• [The exercise]: Write out, word for word, the lines of the records from the one containing "Patent image size: (1020, 454)." through the one containing "The section line 4- 4 is at (312, 172).", both of those lines included.

• [Data]:

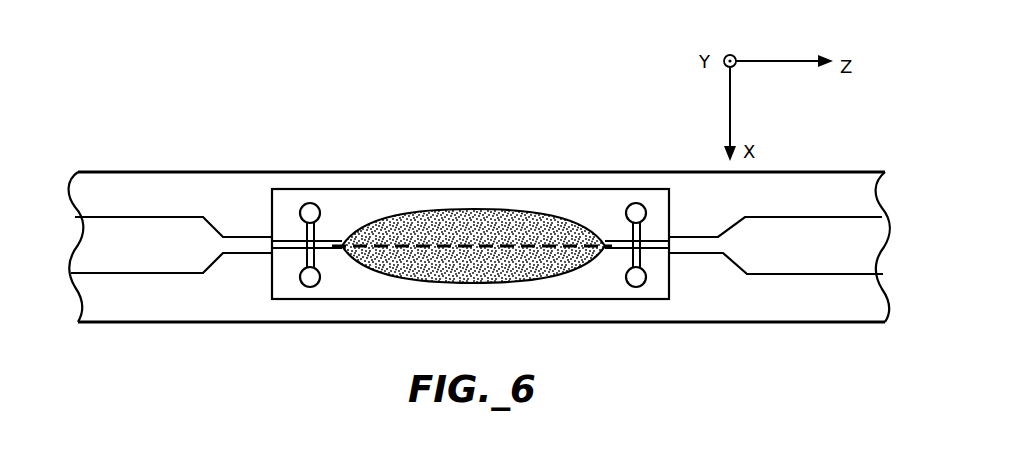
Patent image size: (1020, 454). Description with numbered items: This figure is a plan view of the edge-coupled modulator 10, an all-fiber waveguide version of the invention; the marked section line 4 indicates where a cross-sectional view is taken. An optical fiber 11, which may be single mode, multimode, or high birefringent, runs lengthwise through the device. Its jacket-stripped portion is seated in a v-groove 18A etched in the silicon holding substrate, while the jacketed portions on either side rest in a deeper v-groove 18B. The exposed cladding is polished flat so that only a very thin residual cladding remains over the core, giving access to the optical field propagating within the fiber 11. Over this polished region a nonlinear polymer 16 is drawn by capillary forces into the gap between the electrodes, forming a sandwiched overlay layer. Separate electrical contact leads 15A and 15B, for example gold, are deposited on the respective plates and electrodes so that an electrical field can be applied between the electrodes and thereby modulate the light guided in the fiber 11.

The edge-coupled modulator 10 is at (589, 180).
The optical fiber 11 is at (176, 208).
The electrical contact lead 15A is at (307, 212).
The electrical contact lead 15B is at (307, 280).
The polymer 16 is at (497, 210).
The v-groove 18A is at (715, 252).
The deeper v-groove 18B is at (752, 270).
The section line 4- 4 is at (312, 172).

---

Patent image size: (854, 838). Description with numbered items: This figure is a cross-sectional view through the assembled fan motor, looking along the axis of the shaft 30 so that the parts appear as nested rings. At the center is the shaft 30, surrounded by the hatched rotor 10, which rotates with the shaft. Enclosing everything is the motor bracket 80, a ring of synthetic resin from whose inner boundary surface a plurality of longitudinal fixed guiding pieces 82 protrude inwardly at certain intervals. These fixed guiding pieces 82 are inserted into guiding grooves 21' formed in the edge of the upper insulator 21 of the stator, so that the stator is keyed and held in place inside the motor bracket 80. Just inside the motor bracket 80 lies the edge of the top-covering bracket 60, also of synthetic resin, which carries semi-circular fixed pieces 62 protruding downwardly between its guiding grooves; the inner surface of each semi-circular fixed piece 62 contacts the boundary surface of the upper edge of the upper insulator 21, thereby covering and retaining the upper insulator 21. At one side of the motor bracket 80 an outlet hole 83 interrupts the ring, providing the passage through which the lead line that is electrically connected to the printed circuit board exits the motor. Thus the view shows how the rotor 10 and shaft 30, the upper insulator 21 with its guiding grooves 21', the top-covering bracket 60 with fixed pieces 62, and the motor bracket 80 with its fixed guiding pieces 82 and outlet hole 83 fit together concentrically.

==

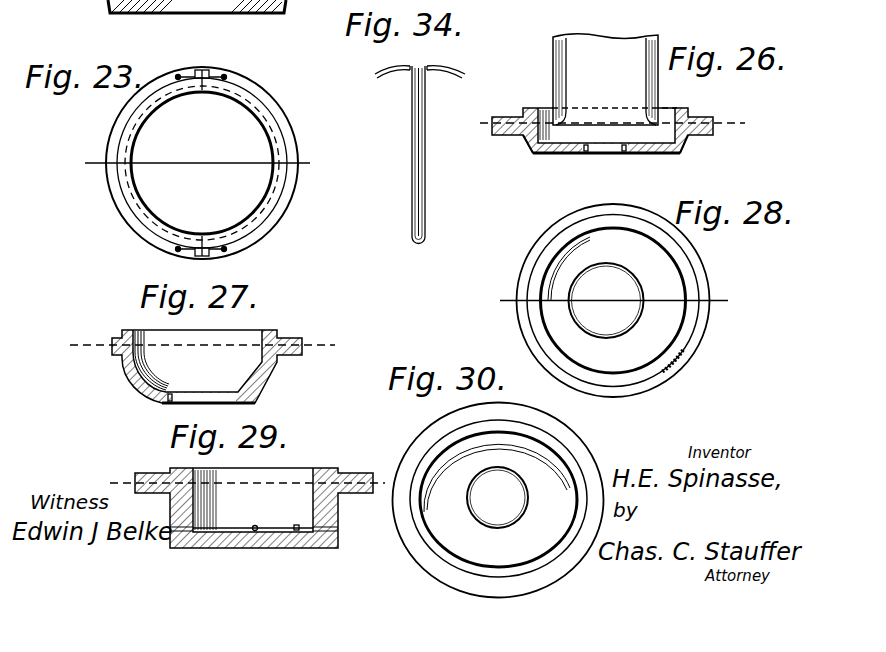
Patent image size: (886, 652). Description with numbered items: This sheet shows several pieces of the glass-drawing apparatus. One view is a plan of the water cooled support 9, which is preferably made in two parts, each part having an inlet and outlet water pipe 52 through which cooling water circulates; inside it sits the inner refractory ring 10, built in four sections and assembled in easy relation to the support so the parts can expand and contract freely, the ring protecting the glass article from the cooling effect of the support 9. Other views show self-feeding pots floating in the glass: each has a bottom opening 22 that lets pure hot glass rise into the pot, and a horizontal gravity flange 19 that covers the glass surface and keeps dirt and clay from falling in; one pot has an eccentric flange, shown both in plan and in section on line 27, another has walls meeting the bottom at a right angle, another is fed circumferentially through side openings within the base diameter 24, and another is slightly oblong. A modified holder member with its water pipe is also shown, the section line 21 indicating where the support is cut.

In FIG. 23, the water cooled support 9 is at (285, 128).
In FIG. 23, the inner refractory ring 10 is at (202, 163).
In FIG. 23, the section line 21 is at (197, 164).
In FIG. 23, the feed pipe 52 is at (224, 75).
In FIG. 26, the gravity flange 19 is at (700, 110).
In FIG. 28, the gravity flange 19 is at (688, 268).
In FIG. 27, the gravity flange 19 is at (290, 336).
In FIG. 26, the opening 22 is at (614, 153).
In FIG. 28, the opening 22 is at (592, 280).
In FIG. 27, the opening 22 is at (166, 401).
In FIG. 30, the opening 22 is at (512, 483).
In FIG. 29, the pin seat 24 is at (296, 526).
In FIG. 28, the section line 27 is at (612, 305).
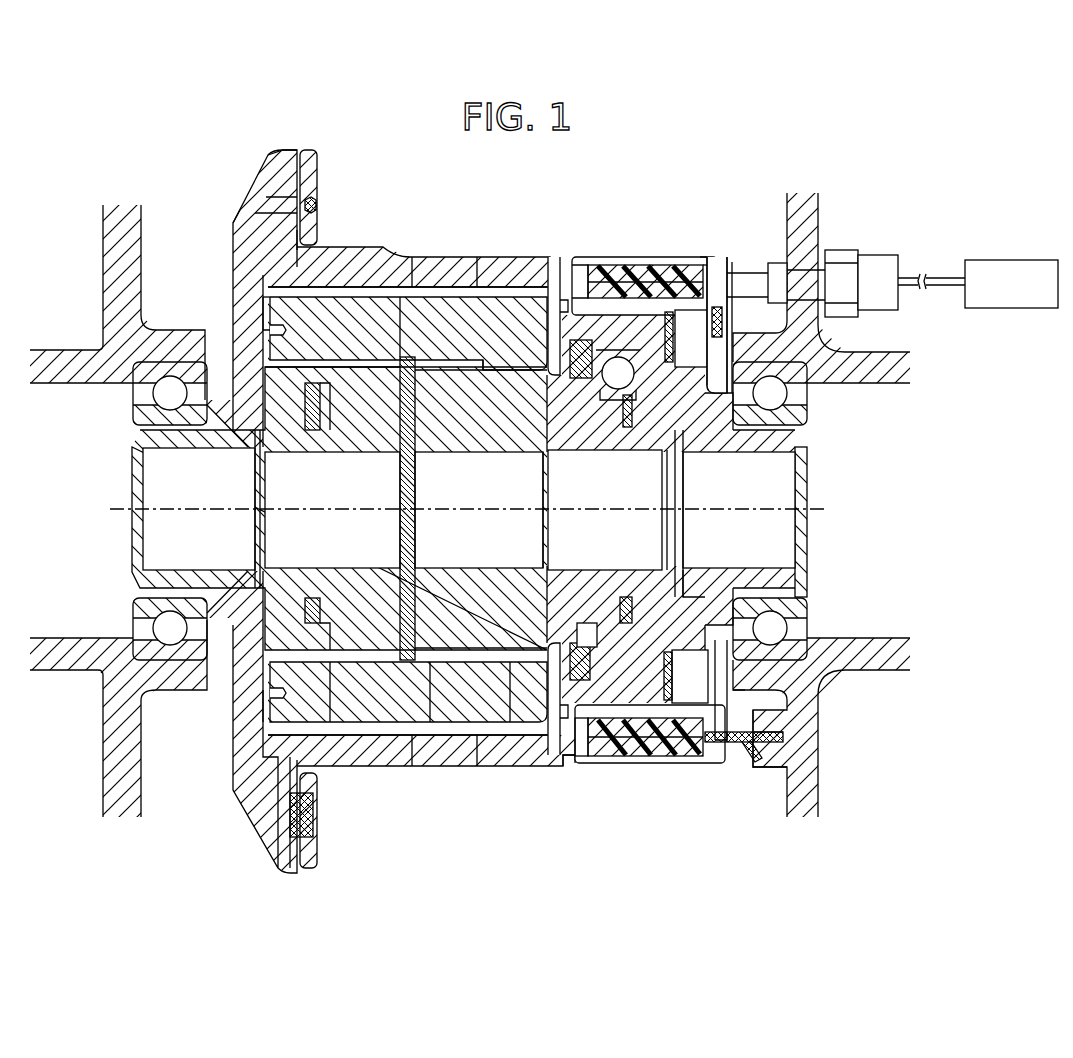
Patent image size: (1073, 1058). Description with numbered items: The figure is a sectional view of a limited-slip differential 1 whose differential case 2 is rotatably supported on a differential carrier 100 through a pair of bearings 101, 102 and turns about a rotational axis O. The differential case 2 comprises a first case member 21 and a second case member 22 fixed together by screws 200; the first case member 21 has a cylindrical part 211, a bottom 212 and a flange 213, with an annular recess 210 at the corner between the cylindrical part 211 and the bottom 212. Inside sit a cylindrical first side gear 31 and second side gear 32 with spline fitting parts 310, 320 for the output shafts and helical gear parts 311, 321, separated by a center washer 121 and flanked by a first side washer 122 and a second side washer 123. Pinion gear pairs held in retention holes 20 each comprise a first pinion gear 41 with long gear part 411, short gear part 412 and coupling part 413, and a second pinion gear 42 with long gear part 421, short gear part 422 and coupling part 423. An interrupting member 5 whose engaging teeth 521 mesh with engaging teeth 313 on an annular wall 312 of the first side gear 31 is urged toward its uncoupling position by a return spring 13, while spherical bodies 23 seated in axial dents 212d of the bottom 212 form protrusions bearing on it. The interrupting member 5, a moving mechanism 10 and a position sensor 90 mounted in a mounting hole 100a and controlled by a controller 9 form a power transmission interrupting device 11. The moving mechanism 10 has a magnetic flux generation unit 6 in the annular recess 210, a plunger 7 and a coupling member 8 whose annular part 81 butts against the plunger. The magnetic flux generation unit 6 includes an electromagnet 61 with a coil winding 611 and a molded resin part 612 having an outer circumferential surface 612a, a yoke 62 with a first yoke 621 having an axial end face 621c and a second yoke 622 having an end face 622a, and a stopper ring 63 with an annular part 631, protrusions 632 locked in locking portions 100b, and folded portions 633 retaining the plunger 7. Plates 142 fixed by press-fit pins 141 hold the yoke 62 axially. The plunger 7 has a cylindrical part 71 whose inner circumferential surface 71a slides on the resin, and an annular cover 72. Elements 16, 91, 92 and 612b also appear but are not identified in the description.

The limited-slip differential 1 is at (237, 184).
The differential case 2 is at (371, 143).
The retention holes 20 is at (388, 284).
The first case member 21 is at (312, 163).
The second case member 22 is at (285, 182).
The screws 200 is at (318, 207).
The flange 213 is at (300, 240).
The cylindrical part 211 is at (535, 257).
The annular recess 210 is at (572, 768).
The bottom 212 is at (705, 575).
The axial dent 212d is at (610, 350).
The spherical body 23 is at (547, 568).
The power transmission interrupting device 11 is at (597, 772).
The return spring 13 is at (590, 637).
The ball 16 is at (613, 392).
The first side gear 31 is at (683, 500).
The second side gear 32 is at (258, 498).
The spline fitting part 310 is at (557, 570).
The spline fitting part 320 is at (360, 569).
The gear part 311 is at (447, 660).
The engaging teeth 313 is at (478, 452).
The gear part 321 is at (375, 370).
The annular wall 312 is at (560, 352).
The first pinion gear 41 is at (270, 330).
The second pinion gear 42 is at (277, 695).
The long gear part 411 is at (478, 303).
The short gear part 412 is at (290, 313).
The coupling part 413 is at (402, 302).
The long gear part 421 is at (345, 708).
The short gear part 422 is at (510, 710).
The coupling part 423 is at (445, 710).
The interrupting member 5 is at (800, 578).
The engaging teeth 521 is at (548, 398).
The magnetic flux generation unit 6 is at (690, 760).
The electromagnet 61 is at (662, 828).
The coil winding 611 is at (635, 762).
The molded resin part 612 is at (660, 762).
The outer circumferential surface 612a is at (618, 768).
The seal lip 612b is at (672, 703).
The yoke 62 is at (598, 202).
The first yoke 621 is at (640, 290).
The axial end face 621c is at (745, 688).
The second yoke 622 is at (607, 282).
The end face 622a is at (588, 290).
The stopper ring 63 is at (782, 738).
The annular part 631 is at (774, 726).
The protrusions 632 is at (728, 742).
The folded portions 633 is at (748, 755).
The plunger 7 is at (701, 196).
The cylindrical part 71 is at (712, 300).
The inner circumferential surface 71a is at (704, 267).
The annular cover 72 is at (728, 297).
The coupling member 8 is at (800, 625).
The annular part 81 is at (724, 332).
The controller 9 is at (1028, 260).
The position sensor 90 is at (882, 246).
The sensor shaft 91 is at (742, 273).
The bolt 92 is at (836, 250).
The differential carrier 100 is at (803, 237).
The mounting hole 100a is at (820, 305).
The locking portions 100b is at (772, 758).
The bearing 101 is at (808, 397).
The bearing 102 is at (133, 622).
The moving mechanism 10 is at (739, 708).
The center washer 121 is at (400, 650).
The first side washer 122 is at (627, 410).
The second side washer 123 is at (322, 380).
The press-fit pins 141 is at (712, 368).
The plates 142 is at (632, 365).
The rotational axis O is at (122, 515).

• [Exercise answer]:
Patent image size: (1020, 454). Description with numbered items: This figure is a plan view of the edge-coupled modulator 10, an all-fiber waveguide version of the invention; the marked section line 4 indicates where a cross-sectional view is taken. An optical fiber 11, which may be single mode, multimode, or high birefringent, runs lengthwise through the device. Its jacket-stripped portion is seated in a v-groove 18A etched in the silicon holding substrate, while the jacketed portions on either side rest in a deeper v-groove 18B. The exposed cladding is polished flat so that only a very thin residual cladding remains over the core, giving access to the optical field propagating within the fiber 11. Over this polished region a nonlinear polymer 16 is drawn by capillary forces into the gap between the electrodes, forming a sandwiched overlay layer. Separate electrical contact leads 15A and 15B, for example gold, are deposited on the respective plates and electrodes so that an electrical field can be applied between the electrodes and thereby modulate the light guided in the fiber 11.

The edge-coupled modulator 10 is at (589, 180).
The optical fiber 11 is at (176, 208).
The electrical contact lead 15A is at (307, 212).
The electrical contact lead 15B is at (307, 280).
The polymer 16 is at (497, 210).
The v-groove 18A is at (715, 252).
The deeper v-groove 18B is at (752, 270).
The section line 4- 4 is at (312, 172).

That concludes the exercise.